* **Stated problem**: Find every line of the listing below where "Володимирівна" appears, and copy it.

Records
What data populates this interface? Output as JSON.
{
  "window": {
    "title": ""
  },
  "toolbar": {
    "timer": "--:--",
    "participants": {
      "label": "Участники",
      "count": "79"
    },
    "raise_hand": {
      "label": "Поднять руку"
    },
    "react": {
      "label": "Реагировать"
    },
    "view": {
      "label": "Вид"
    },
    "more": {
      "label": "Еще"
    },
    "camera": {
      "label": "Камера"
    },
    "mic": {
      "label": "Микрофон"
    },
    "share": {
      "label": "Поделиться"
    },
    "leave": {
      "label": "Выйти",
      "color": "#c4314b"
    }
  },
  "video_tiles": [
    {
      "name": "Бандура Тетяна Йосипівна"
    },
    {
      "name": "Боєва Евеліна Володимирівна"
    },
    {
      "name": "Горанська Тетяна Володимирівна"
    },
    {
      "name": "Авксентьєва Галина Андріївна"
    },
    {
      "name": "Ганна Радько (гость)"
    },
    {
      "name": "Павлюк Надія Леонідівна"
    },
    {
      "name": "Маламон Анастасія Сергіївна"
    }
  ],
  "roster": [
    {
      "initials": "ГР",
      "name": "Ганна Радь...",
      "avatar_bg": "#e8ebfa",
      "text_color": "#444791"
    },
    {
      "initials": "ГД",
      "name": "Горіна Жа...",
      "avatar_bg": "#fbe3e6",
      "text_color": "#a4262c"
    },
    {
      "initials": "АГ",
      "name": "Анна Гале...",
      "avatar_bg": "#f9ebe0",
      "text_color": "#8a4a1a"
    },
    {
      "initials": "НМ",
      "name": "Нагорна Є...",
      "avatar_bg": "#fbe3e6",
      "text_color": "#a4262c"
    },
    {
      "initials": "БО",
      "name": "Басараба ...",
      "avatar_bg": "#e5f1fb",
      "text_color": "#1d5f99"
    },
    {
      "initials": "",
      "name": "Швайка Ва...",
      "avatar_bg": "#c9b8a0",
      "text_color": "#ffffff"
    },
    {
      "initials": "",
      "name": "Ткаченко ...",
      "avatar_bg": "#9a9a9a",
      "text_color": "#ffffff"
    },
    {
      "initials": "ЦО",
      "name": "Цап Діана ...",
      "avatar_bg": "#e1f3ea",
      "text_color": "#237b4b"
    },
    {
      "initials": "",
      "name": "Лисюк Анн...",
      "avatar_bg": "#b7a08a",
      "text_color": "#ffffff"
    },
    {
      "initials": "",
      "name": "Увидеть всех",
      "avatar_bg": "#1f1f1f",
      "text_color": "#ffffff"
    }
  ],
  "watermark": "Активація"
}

* **Output for this task**:
      "name": "Боєва Евеліна Володимирівна"
      "name": "Горанська Тетяна Володимирівна"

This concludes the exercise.